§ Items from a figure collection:
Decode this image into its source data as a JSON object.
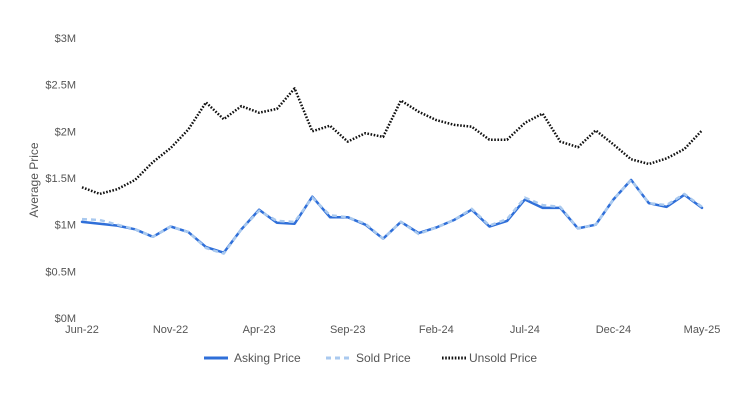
{
  "chart_data": {
    "type": "line",
    "ylabel": "Average Price",
    "ylim": [
      0,
      3000000
    ],
    "y_ticks": [
      {
        "value": 0,
        "label": "$0M"
      },
      {
        "value": 500000,
        "label": "$0.5M"
      },
      {
        "value": 1000000,
        "label": "$1M"
      },
      {
        "value": 1500000,
        "label": "$1.5M"
      },
      {
        "value": 2000000,
        "label": "$2M"
      },
      {
        "value": 2500000,
        "label": "$2.5M"
      },
      {
        "value": 3000000,
        "label": "$3M"
      }
    ],
    "x": [
      "Jun-22",
      "Jul-22",
      "Aug-22",
      "Sep-22",
      "Oct-22",
      "Nov-22",
      "Dec-22",
      "Jan-23",
      "Feb-23",
      "Mar-23",
      "Apr-23",
      "May-23",
      "Jun-23",
      "Jul-23",
      "Aug-23",
      "Sep-23",
      "Oct-23",
      "Nov-23",
      "Dec-23",
      "Jan-24",
      "Feb-24",
      "Mar-24",
      "Apr-24",
      "May-24",
      "Jun-24",
      "Jul-24",
      "Aug-24",
      "Sep-24",
      "Oct-24",
      "Nov-24",
      "Dec-24",
      "Jan-25",
      "Feb-25",
      "Mar-25",
      "Apr-25",
      "May-25"
    ],
    "x_tick_labels": [
      "Jun-22",
      "Nov-22",
      "Apr-23",
      "Sep-23",
      "Feb-24",
      "Jul-24",
      "Dec-24",
      "May-25"
    ],
    "grid": false,
    "legend_position": "bottom",
    "series": [
      {
        "name": "Asking Price",
        "color": "#2f6fd9",
        "style": "solid",
        "values": [
          1030000,
          1010000,
          990000,
          950000,
          870000,
          980000,
          920000,
          760000,
          700000,
          950000,
          1160000,
          1020000,
          1010000,
          1300000,
          1080000,
          1080000,
          1000000,
          850000,
          1030000,
          910000,
          970000,
          1050000,
          1160000,
          980000,
          1040000,
          1270000,
          1180000,
          1180000,
          960000,
          1000000,
          1270000,
          1480000,
          1230000,
          1190000,
          1320000,
          1180000
        ]
      },
      {
        "name": "Sold Price",
        "color": "#a9c9ef",
        "style": "dashed",
        "values": [
          1060000,
          1050000,
          1000000,
          950000,
          870000,
          980000,
          920000,
          750000,
          690000,
          950000,
          1150000,
          1040000,
          1030000,
          1290000,
          1100000,
          1080000,
          1010000,
          850000,
          1030000,
          900000,
          970000,
          1050000,
          1170000,
          990000,
          1060000,
          1290000,
          1210000,
          1190000,
          960000,
          1000000,
          1270000,
          1480000,
          1230000,
          1210000,
          1330000,
          1190000
        ]
      },
      {
        "name": "Unsold Price",
        "color": "#111111",
        "style": "dotted",
        "values": [
          1400000,
          1330000,
          1380000,
          1480000,
          1670000,
          1820000,
          2020000,
          2310000,
          2130000,
          2270000,
          2200000,
          2240000,
          2460000,
          2000000,
          2060000,
          1890000,
          1980000,
          1940000,
          2330000,
          2210000,
          2120000,
          2070000,
          2050000,
          1910000,
          1910000,
          2090000,
          2190000,
          1890000,
          1830000,
          2010000,
          1860000,
          1700000,
          1650000,
          1710000,
          1810000,
          2010000
        ]
      }
    ]
  }
}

§ Your goal: Write the records above out again exactly, with no pictures in your copy.

§ Reply:
Decode this image into its source data as a JSON object.
{
  "chart_data": {
    "type": "line",
    "ylabel": "Average Price",
    "ylim": [
      0,
      3000000
    ],
    "y_ticks": [
      {
        "value": 0,
        "label": "$0M"
      },
      {
        "value": 500000,
        "label": "$0.5M"
      },
      {
        "value": 1000000,
        "label": "$1M"
      },
      {
        "value": 1500000,
        "label": "$1.5M"
      },
      {
        "value": 2000000,
        "label": "$2M"
      },
      {
        "value": 2500000,
        "label": "$2.5M"
      },
      {
        "value": 3000000,
        "label": "$3M"
      }
    ],
    "x": [
      "Jun-22",
      "Jul-22",
      "Aug-22",
      "Sep-22",
      "Oct-22",
      "Nov-22",
      "Dec-22",
      "Jan-23",
      "Feb-23",
      "Mar-23",
      "Apr-23",
      "May-23",
      "Jun-23",
      "Jul-23",
      "Aug-23",
      "Sep-23",
      "Oct-23",
      "Nov-23",
      "Dec-23",
      "Jan-24",
      "Feb-24",
      "Mar-24",
      "Apr-24",
      "May-24",
      "Jun-24",
      "Jul-24",
      "Aug-24",
      "Sep-24",
      "Oct-24",
      "Nov-24",
      "Dec-24",
      "Jan-25",
      "Feb-25",
      "Mar-25",
      "Apr-25",
      "May-25"
    ],
    "x_tick_labels": [
      "Jun-22",
      "Nov-22",
      "Apr-23",
      "Sep-23",
      "Feb-24",
      "Jul-24",
      "Dec-24",
      "May-25"
    ],
    "grid": false,
    "legend_position": "bottom",
    "series": [
      {
        "name": "Asking Price",
        "color": "#2f6fd9",
        "style": "solid",
        "values": [
          1030000,
          1010000,
          990000,
          950000,
          870000,
          980000,
          920000,
          760000,
          700000,
          950000,
          1160000,
          1020000,
          1010000,
          1300000,
          1080000,
          1080000,
          1000000,
          850000,
          1030000,
          910000,
          970000,
          1050000,
          1160000,
          980000,
          1040000,
          1270000,
          1180000,
          1180000,
          960000,
          1000000,
          1270000,
          1480000,
          1230000,
          1190000,
          1320000,
          1180000
        ]
      },
      {
        "name": "Sold Price",
        "color": "#a9c9ef",
        "style": "dashed",
        "values": [
          1060000,
          1050000,
          1000000,
          950000,
          870000,
          980000,
          920000,
          750000,
          690000,
          950000,
          1150000,
          1040000,
          1030000,
          1290000,
          1100000,
          1080000,
          1010000,
          850000,
          1030000,
          900000,
          970000,
          1050000,
          1170000,
          990000,
          1060000,
          1290000,
          1210000,
          1190000,
          960000,
          1000000,
          1270000,
          1480000,
          1230000,
          1210000,
          1330000,
          1190000
        ]
      },
      {
        "name": "Unsold Price",
        "color": "#111111",
        "style": "dotted",
        "values": [
          1400000,
          1330000,
          1380000,
          1480000,
          1670000,
          1820000,
          2020000,
          2310000,
          2130000,
          2270000,
          2200000,
          2240000,
          2460000,
          2000000,
          2060000,
          1890000,
          1980000,
          1940000,
          2330000,
          2210000,
          2120000,
          2070000,
          2050000,
          1910000,
          1910000,
          2090000,
          2190000,
          1890000,
          1830000,
          2010000,
          1860000,
          1700000,
          1650000,
          1710000,
          1810000,
          2010000
        ]
      }
    ]
  }
}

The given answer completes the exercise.